--- Exercise input ---
*-*-*

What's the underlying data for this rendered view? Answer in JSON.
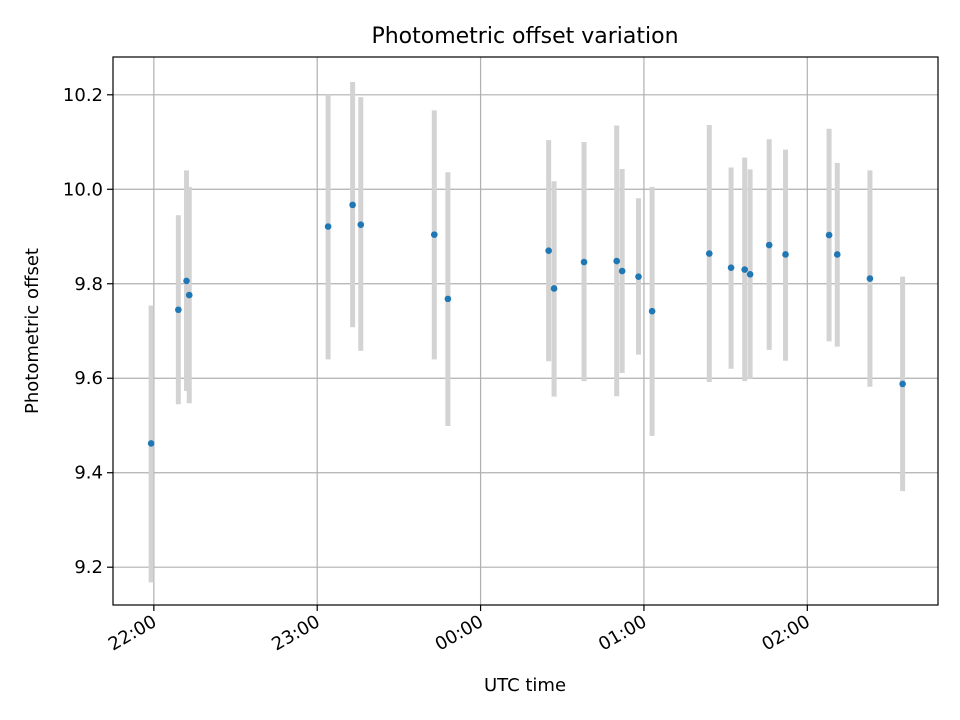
{
  "chart_data": {
    "type": "scatter",
    "title": "Photometric offset variation",
    "xlabel": "UTC time",
    "ylabel": "Photometric offset",
    "x_axis": {
      "type": "time",
      "tick_labels": [
        "22:00",
        "23:00",
        "00:00",
        "01:00",
        "02:00"
      ],
      "ticks_minutes_from_22h": [
        0,
        60,
        120,
        180,
        240
      ],
      "range_minutes_from_22h": [
        -15,
        288
      ]
    },
    "ylim": [
      9.12,
      10.28
    ],
    "y_ticks": [
      9.2,
      9.4,
      9.6,
      9.8,
      10.0,
      10.2
    ],
    "y_tick_labels": [
      "9.2",
      "9.4",
      "9.6",
      "9.8",
      "10.0",
      "10.2"
    ],
    "grid": true,
    "point_color": "#1f77b4",
    "errorbar_color": "#d3d3d3",
    "series": [
      {
        "points": [
          {
            "t": "21:59",
            "y": 9.462,
            "lo": 9.168,
            "hi": 9.754
          },
          {
            "t": "22:09",
            "y": 9.745,
            "lo": 9.545,
            "hi": 9.945
          },
          {
            "t": "22:12",
            "y": 9.806,
            "lo": 9.573,
            "hi": 10.04
          },
          {
            "t": "22:13",
            "y": 9.776,
            "lo": 9.547,
            "hi": 10.005
          },
          {
            "t": "23:04",
            "y": 9.921,
            "lo": 9.64,
            "hi": 10.2
          },
          {
            "t": "23:13",
            "y": 9.967,
            "lo": 9.708,
            "hi": 10.227
          },
          {
            "t": "23:16",
            "y": 9.925,
            "lo": 9.658,
            "hi": 10.195
          },
          {
            "t": "23:43",
            "y": 9.904,
            "lo": 9.64,
            "hi": 10.167
          },
          {
            "t": "23:48",
            "y": 9.768,
            "lo": 9.499,
            "hi": 10.036
          },
          {
            "t": "00:25",
            "y": 9.87,
            "lo": 9.636,
            "hi": 10.104
          },
          {
            "t": "00:27",
            "y": 9.79,
            "lo": 9.561,
            "hi": 10.017
          },
          {
            "t": "00:38",
            "y": 9.846,
            "lo": 9.594,
            "hi": 10.1
          },
          {
            "t": "00:50",
            "y": 9.848,
            "lo": 9.562,
            "hi": 10.135
          },
          {
            "t": "00:52",
            "y": 9.827,
            "lo": 9.611,
            "hi": 10.043
          },
          {
            "t": "00:58",
            "y": 9.815,
            "lo": 9.65,
            "hi": 9.981
          },
          {
            "t": "01:03",
            "y": 9.742,
            "lo": 9.478,
            "hi": 10.005
          },
          {
            "t": "01:24",
            "y": 9.864,
            "lo": 9.592,
            "hi": 10.136
          },
          {
            "t": "01:32",
            "y": 9.834,
            "lo": 9.62,
            "hi": 10.046
          },
          {
            "t": "01:37",
            "y": 9.83,
            "lo": 9.594,
            "hi": 10.067
          },
          {
            "t": "01:39",
            "y": 9.82,
            "lo": 9.598,
            "hi": 10.042
          },
          {
            "t": "01:46",
            "y": 9.882,
            "lo": 9.66,
            "hi": 10.106
          },
          {
            "t": "01:52",
            "y": 9.862,
            "lo": 9.637,
            "hi": 10.084
          },
          {
            "t": "02:08",
            "y": 9.903,
            "lo": 9.678,
            "hi": 10.128
          },
          {
            "t": "02:11",
            "y": 9.862,
            "lo": 9.667,
            "hi": 10.056
          },
          {
            "t": "02:23",
            "y": 9.811,
            "lo": 9.582,
            "hi": 10.04
          },
          {
            "t": "02:35",
            "y": 9.588,
            "lo": 9.361,
            "hi": 9.815
          }
        ]
      }
    ]
  }
}
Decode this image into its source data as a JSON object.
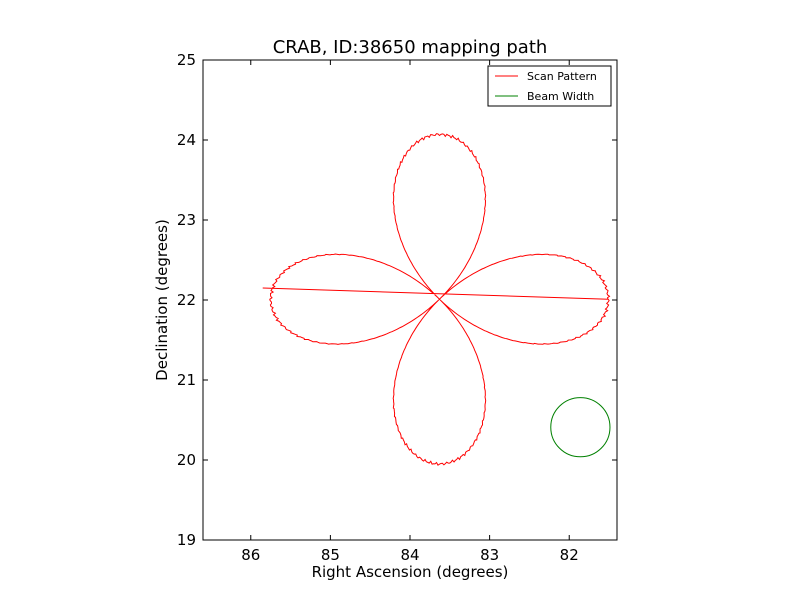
{
  "chart_data": {
    "type": "line",
    "title": "CRAB, ID:38650 mapping path",
    "xlabel": "Right Ascension (degrees)",
    "ylabel": "Declination (degrees)",
    "xlim": [
      86.6,
      81.4
    ],
    "ylim": [
      19,
      25
    ],
    "x_reversed": true,
    "xticks": [
      86,
      85,
      84,
      83,
      82
    ],
    "xtick_labels": [
      "86",
      "85",
      "84",
      "83",
      "82"
    ],
    "yticks": [
      19,
      20,
      21,
      22,
      23,
      24,
      25
    ],
    "ytick_labels": [
      "19",
      "20",
      "21",
      "22",
      "23",
      "24",
      "25"
    ],
    "grid": false,
    "legend_position": "top-right",
    "series": [
      {
        "name": "Scan Pattern",
        "color": "#ff0000",
        "shape": "four-petal rose curve centered on the Crab position",
        "center": [
          83.63,
          22.01
        ],
        "radius_ra": 2.12,
        "radius_dec": 2.06,
        "path_start": [
          85.85,
          22.15
        ]
      },
      {
        "name": "Beam Width",
        "color": "#008000",
        "shape": "circle",
        "center": [
          81.86,
          20.41
        ],
        "radius_deg": 0.37
      }
    ]
  }
}
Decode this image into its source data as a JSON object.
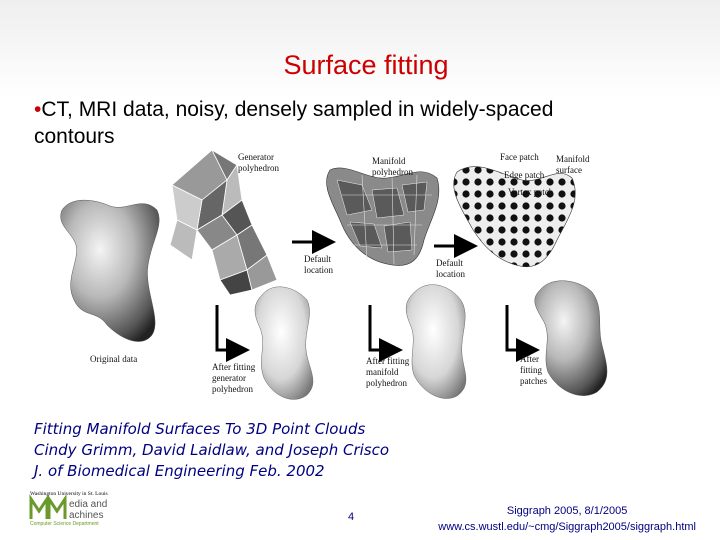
{
  "slide": {
    "title": "Surface fitting",
    "bullet_marker": "•",
    "bullet_text_line1": "CT, MRI data, noisy, densely sampled in widely-spaced",
    "bullet_text_line2": "contours"
  },
  "figure": {
    "labels": {
      "generator_line1": "Generator",
      "generator_line2": "polyhedron",
      "manifold_line1": "Manifold",
      "manifold_line2": "polyhedron",
      "face_patch": "Face patch",
      "edge_patch": "Edge patch",
      "vertex_patch": "Vertex patch",
      "manifold_surface_line1": "Manifold",
      "manifold_surface_line2": "surface",
      "default_location_1_line1": "Default",
      "default_location_1_line2": "location",
      "default_location_2_line1": "Default",
      "default_location_2_line2": "location",
      "original_data": "Original data",
      "after_fitting_generator_line1": "After fitting",
      "after_fitting_generator_line2": "generator",
      "after_fitting_generator_line3": "polyhedron",
      "after_fitting_manifold_line1": "After fitting",
      "after_fitting_manifold_line2": "manifold",
      "after_fitting_manifold_line3": "polyhedron",
      "after_fitting_patches_line1": "After",
      "after_fitting_patches_line2": "fitting",
      "after_fitting_patches_line3": "patches"
    }
  },
  "citation": {
    "line1": "Fitting Manifold Surfaces To 3D Point Clouds",
    "line2": "Cindy Grimm, David Laidlaw, and Joseph Crisco",
    "line3": "J. of Biomedical Engineering Feb. 2002"
  },
  "logo": {
    "university_text": "Washington University in St. Louis",
    "line1": "edia and",
    "line2": "achines",
    "department": "Computer Science Department",
    "brand_color": "#6a9a2a"
  },
  "page_number": "4",
  "footer": {
    "line1": "Siggraph 2005, 8/1/2005",
    "line2": "www.cs.wustl.edu/~cmg/Siggraph2005/siggraph.html"
  },
  "colors": {
    "title": "#cc0000",
    "citation": "#000080"
  }
}
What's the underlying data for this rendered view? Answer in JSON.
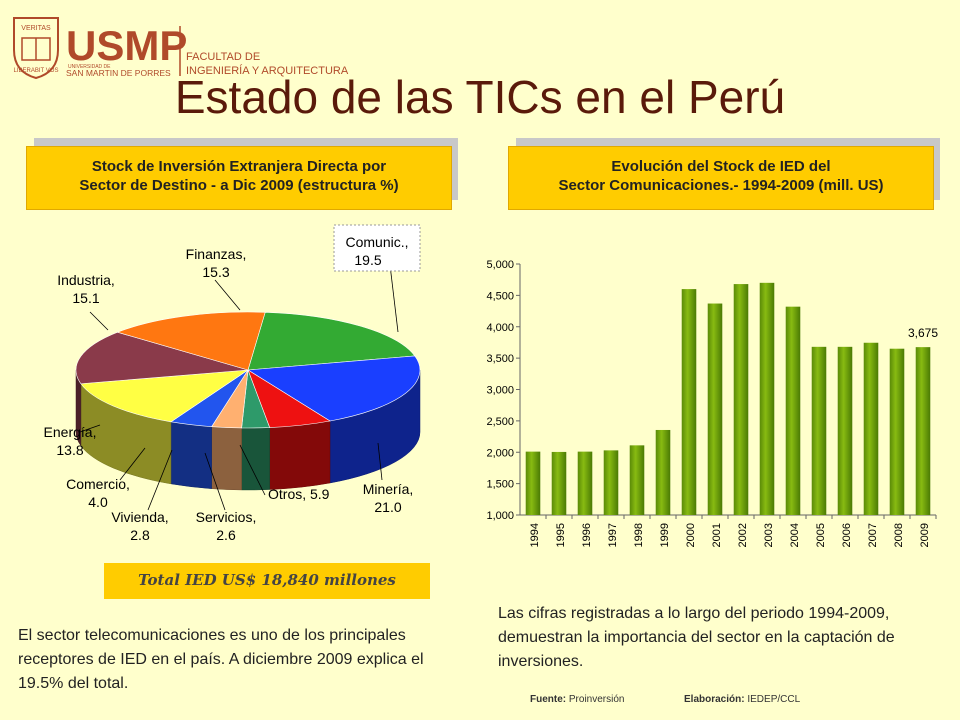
{
  "header": {
    "logo_text": "USMP",
    "seal_top": "VERITAS",
    "seal_bottom": "LIBERABIT VOS",
    "univ_small": "UNIVERSIDAD DE",
    "univ_name": "SAN MARTIN DE PORRES",
    "faculty_line1": "FACULTAD DE",
    "faculty_line2": "INGENIERÍA Y ARQUITECTURA",
    "brand_color": "#b04a2a"
  },
  "title": "Estado de las TICs en el Perú",
  "left_box": {
    "line1": "Stock de Inversión Extranjera Directa por",
    "line2": "Sector de Destino - a Dic 2009 (estructura %)"
  },
  "right_box": {
    "line1": "Evolución del Stock de IED del",
    "line2": "Sector Comunicaciones.- 1994-2009 (mill. US)"
  },
  "total": "Total IED US$ 18,840 millones",
  "left_text": "El sector telecomunicaciones es uno de los principales receptores de IED en el país. A diciembre 2009 explica el  19.5% del total.",
  "right_text": "Las cifras registradas a lo largo del periodo 1994-2009, demuestran la importancia del sector en la captación de inversiones.",
  "source": {
    "fuente_label": "Fuente:",
    "fuente_value": "Proinversión",
    "elab_label": "Elaboración:",
    "elab_value": "IEDEP/CCL"
  },
  "chart_data": [
    {
      "type": "pie",
      "slices": [
        {
          "label": "Comunic.,",
          "value": 19.5,
          "color": "#33aa33"
        },
        {
          "label": "Minería,",
          "value": 21.0,
          "color": "#1a3fff"
        },
        {
          "label": "Otros,",
          "value": 5.9,
          "color": "#ee1111"
        },
        {
          "label": "Servicios,",
          "value": 2.6,
          "color": "#2e9a6a"
        },
        {
          "label": "Vivienda,",
          "value": 2.8,
          "color": "#ffb070"
        },
        {
          "label": "Comercio,",
          "value": 4.0,
          "color": "#2255ee"
        },
        {
          "label": "Energía,",
          "value": 13.8,
          "color": "#ffff44"
        },
        {
          "label": "Industria,",
          "value": 15.1,
          "color": "#8a3a4a"
        },
        {
          "label": "Finanzas,",
          "value": 15.3,
          "color": "#ff7711"
        }
      ]
    },
    {
      "type": "bar",
      "categories": [
        "1994",
        "1995",
        "1996",
        "1997",
        "1998",
        "1999",
        "2000",
        "2001",
        "2002",
        "2003",
        "2004",
        "2005",
        "2006",
        "2007",
        "2008",
        "2009"
      ],
      "values": [
        2010,
        2005,
        2010,
        2030,
        2110,
        2355,
        4600,
        4370,
        4680,
        4700,
        4320,
        3680,
        3680,
        3745,
        3650,
        3675
      ],
      "yticks": [
        "1,000",
        "1,500",
        "2,000",
        "2,500",
        "3,000",
        "3,500",
        "4,000",
        "4,500",
        "5,000"
      ],
      "ylim": [
        1000,
        5000
      ],
      "data_label": "3,675",
      "color": "#88bb11"
    }
  ]
}
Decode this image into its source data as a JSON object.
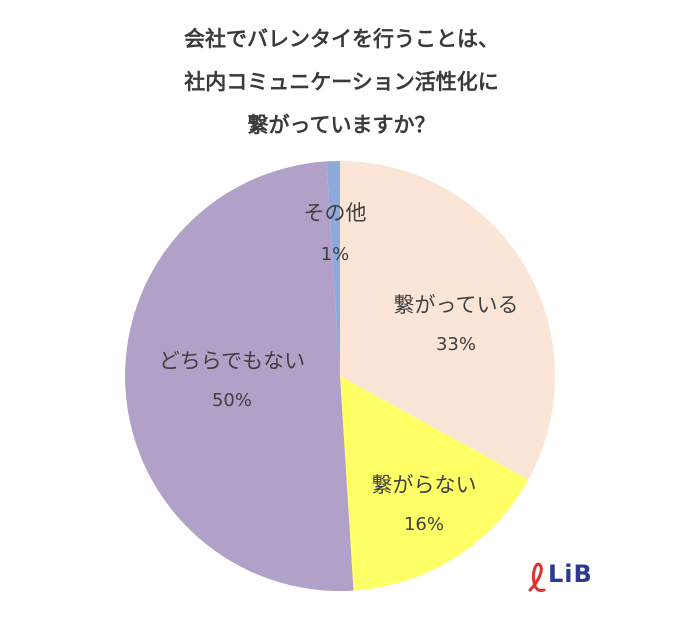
{
  "title_lines": [
    "会社でバレンタイを行うことは、",
    "社内コミュニケーション活性化に",
    "繋がっていますか？"
  ],
  "logo": {
    "text": "LiB",
    "accent_color": "#e0302f",
    "text_color": "#2b3a8f"
  },
  "chart_data": {
    "type": "pie",
    "title": "会社でバレンタイを行うことは、社内コミュニケーション活性化に繋がっていますか？",
    "start": "top, clockwise",
    "slices": [
      {
        "label": "繋がっている",
        "value": 33,
        "value_label": "33%",
        "color": "#fbe5d6"
      },
      {
        "label": "繋がらない",
        "value": 16,
        "value_label": "16%",
        "color": "#ffff66"
      },
      {
        "label": "どちらでもない",
        "value": 50,
        "value_label": "50%",
        "color": "#b1a0c7"
      },
      {
        "label": "その他",
        "value": 1,
        "value_label": "1%",
        "color": "#8eaadb"
      }
    ]
  }
}
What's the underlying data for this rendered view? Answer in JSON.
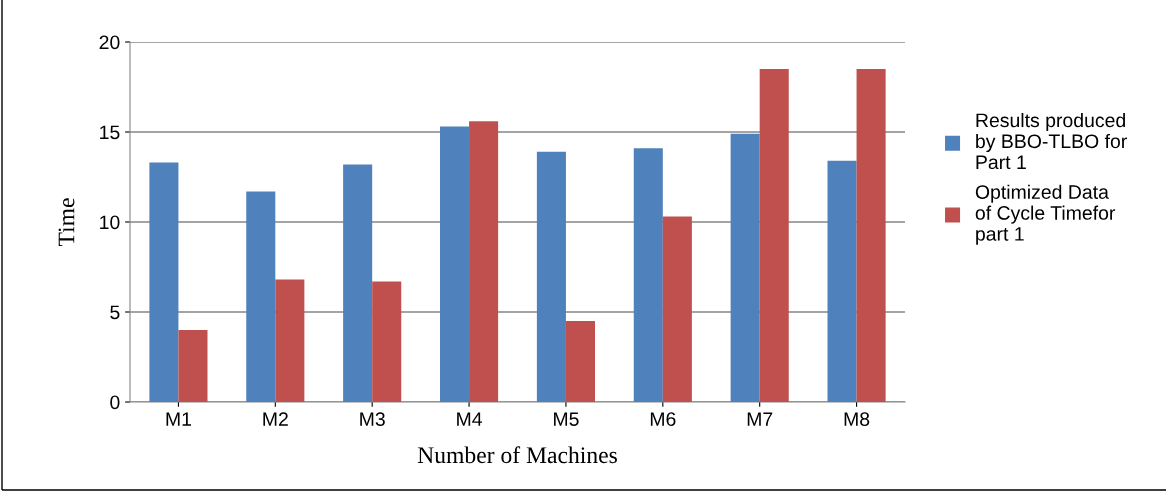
{
  "chart_data": {
    "type": "bar",
    "xlabel": "Number of Machines",
    "ylabel": "Time",
    "categories": [
      "M1",
      "M2",
      "M3",
      "M4",
      "M5",
      "M6",
      "M7",
      "M8"
    ],
    "series": [
      {
        "name": "Results produced by BBO-TLBO for Part 1",
        "color": "#4f81bd",
        "values": [
          13.3,
          11.7,
          13.2,
          15.3,
          13.9,
          14.1,
          14.9,
          13.4
        ]
      },
      {
        "name": "Optimized Data of Cycle Timefor part 1",
        "color": "#c0504d",
        "values": [
          4.0,
          6.8,
          6.7,
          15.6,
          4.5,
          10.3,
          18.5,
          18.5
        ]
      }
    ],
    "ylim": [
      0,
      20
    ],
    "yticks": [
      0,
      5,
      10,
      15,
      20
    ],
    "grid": "y",
    "legend": "right"
  }
}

*-*-*

Find each line holding "degrees". Copy it out.

    "xlabel": "Right Ascension (degrees)",
    "ylabel": "Declination (degrees)",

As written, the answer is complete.